• **WORK ORDER**
Please answer from the relationship text below: what does it recommend instead of using friends and family as the only sounding boards for relationship issues?

When we start to react from anger or resentment we are adding to the unhelpful behavior. If in our family of origin there wasn’t an example of healthy conflict, we might be continuing the tradition of avoidance or fighting. We may think relationships are just hard and this is what people in them do. We might spend a lot of time complaining to our friends or family about our partners. I do not recommend using these people close to you as the only sounding boards for relationship issues. What it does is paint your relationship from the perspective of negativity and challenge and if you choose to stay in it, that might be all your close people see. What I do recommend is getting a neutral party to work with you both to find ways to learning about healthy communication and conflict resolution. It is easy to lose yourself in a relationship and over time, you don’t recognize what you lost. There are solutions that don’t mean you have to end the relationship. Part of that is talking about the challenges and working through them. Doing things like having regular check ins to give feedback on how you are feeling about the relationship. Setting goals about what you both want to do, to see and what experiences you want to share. Having your own time to continue your growth and healing. Increasing your awareness about patterns you have seen in your relationship that you want to change. We all get into to routines and stop talking about things especially when things are not “really bad” compared to extreme examples like serious addiction or domestic violence.

We must keep in mind that we change as individuals over time. The things we once liked or accepted might not be what we like or want to accept as time passes. Our partners will change too. With experiences and exposure to new information, we can shift our perspective. It is possible to change and grow together. We can learn new things about ourselves and really like the things our partner likes. Our relationships with other people can shift and change to when we are in romantic relationships. Sometimes our partners can see things we don’t see or have accepted as “normal” because we come from that perspective. That kind of growth is helpful. We also get to define what we like and who we are in a relationship. What we used to like or who we used to be may not serve who we are growing into. If our partner supports that growth and change, that’s wonderful. It is when they become critical, and you don’t feel safe sharing those parts of yourself that can be unhelpful. The health dependency style in interdependent where two secure individuals come together and build a life highlighting their unique strengths and find compromise rather than just acquiescing to the needs or expectations of the other person specifically to avoid reactions or behaviors that don’t make us feel safe or secure.

Things to consider:

What has been your experience with romantic relationships in the past?

Do you get your needs me and feel seen and heard in your current relationship?

Are your true values, beliefs and feelings represented in your relationship?

Do you avoid certain situations, topics or activities to sidestep conflict or unhelpful reactions?

Are you more interested in the potential of your partner and not seeing who they actually are?

• **INFORMATION**
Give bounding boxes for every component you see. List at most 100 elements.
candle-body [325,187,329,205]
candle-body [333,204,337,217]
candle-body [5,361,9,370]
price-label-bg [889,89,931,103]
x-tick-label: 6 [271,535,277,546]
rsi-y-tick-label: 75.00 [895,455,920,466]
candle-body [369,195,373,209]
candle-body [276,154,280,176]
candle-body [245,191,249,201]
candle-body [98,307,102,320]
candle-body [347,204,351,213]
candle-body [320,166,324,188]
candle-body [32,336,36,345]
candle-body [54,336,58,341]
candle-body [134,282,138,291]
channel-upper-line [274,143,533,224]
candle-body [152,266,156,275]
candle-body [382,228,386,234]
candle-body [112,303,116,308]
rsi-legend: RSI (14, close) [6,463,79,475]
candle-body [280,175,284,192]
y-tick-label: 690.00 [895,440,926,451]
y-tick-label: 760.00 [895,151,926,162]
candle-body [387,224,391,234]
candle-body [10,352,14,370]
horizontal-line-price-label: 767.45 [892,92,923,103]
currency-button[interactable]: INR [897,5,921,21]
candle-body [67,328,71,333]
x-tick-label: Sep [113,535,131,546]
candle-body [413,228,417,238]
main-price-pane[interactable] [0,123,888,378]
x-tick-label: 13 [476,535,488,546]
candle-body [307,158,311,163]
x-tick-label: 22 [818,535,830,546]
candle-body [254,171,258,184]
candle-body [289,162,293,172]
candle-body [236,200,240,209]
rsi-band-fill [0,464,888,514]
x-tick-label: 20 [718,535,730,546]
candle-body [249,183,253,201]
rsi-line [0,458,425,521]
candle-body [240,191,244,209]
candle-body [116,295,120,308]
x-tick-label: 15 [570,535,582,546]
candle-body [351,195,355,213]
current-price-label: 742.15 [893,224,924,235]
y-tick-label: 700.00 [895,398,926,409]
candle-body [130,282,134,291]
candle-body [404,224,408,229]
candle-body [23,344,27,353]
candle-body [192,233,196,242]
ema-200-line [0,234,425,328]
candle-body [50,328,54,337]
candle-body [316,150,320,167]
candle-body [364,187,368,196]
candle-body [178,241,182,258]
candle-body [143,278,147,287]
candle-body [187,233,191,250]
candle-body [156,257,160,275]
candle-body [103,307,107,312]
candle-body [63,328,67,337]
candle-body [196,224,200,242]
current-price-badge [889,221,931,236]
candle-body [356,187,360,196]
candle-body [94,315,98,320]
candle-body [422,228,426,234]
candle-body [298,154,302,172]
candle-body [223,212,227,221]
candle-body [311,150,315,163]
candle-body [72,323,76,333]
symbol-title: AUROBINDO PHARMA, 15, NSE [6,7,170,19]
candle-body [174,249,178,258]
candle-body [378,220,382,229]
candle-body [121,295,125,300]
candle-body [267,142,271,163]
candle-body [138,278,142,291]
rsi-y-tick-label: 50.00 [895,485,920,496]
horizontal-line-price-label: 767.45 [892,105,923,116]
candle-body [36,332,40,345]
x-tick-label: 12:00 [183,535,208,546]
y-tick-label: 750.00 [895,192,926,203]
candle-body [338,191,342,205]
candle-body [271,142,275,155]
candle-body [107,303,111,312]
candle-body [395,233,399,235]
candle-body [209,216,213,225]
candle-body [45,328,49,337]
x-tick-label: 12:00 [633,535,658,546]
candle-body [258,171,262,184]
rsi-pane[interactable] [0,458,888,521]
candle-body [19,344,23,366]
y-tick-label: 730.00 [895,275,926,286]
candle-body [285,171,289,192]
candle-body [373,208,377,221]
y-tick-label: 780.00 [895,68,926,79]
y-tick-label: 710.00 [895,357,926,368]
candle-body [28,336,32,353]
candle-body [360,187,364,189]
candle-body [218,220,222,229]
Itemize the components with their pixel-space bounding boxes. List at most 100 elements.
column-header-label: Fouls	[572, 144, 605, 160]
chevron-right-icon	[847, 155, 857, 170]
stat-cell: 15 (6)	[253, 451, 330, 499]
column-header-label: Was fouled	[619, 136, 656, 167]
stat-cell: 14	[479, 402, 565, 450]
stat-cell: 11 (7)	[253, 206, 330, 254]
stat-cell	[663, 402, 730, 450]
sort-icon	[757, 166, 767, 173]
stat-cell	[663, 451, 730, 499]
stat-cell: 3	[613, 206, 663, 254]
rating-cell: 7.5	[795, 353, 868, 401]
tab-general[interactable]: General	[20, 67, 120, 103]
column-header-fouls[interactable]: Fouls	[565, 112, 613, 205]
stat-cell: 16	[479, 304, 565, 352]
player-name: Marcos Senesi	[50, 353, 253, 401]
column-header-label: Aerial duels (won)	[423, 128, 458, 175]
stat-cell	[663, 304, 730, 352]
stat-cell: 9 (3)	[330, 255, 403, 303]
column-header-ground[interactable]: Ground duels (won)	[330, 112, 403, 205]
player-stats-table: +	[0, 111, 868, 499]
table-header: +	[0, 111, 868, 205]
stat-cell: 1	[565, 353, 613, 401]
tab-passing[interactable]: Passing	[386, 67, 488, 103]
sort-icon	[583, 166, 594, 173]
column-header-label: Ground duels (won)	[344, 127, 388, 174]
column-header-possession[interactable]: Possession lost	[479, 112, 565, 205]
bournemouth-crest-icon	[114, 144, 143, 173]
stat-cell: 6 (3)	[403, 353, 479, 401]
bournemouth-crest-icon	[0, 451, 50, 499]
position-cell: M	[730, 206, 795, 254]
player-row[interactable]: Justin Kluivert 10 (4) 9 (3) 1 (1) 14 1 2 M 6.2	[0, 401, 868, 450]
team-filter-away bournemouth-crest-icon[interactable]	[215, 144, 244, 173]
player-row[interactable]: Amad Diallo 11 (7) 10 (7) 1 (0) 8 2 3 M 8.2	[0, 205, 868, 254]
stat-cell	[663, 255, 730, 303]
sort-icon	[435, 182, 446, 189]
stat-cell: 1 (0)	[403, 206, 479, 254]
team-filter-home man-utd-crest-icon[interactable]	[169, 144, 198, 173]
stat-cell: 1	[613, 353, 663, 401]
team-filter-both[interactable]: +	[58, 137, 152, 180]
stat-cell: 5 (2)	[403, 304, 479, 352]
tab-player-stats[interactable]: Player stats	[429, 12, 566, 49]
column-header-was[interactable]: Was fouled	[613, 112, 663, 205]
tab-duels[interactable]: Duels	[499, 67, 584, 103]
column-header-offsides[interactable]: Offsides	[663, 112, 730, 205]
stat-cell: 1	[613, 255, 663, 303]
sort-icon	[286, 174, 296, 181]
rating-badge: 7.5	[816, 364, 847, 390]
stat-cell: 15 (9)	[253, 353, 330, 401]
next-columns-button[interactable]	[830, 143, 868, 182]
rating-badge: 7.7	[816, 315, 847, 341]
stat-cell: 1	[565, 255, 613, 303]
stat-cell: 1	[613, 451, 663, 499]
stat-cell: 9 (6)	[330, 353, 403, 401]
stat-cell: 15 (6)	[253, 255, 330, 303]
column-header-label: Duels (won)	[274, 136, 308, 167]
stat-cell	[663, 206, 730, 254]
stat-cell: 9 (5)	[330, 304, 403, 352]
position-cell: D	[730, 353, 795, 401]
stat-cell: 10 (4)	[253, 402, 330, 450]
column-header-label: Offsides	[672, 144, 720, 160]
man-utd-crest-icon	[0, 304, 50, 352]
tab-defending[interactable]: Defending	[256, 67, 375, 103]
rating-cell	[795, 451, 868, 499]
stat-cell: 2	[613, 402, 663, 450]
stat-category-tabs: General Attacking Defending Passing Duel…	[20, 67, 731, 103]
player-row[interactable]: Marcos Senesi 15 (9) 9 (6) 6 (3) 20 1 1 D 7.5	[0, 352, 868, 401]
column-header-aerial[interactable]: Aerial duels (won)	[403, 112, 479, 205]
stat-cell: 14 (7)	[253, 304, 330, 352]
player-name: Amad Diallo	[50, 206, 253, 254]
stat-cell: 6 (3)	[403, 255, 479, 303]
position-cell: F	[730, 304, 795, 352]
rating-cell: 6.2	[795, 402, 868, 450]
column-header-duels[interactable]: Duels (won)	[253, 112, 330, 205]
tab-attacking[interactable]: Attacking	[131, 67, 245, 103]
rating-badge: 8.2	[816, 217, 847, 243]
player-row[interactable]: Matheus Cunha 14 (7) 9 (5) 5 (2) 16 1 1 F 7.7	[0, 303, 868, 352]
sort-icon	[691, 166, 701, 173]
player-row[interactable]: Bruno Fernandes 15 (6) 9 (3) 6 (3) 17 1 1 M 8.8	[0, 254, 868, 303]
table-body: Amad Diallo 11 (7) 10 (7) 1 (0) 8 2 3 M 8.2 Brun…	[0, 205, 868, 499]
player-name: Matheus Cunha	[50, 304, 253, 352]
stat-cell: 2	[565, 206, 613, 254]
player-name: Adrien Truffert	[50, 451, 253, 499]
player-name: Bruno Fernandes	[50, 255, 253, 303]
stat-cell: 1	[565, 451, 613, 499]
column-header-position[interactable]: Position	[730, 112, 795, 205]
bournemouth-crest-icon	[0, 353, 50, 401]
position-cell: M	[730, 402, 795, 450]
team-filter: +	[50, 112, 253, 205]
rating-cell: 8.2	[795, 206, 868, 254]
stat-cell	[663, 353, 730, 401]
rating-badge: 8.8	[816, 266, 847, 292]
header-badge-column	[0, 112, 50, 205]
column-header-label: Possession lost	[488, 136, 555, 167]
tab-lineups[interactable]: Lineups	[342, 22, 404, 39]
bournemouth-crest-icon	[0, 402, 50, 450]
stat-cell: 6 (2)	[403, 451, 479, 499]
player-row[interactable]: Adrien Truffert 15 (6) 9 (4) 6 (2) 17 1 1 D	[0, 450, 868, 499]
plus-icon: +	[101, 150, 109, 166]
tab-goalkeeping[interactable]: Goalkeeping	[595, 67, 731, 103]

• **OUTPUT FOR THIS TASK**
Getting a neutral party to work with you both to find ways of learning about healthy communication and conflict resolution.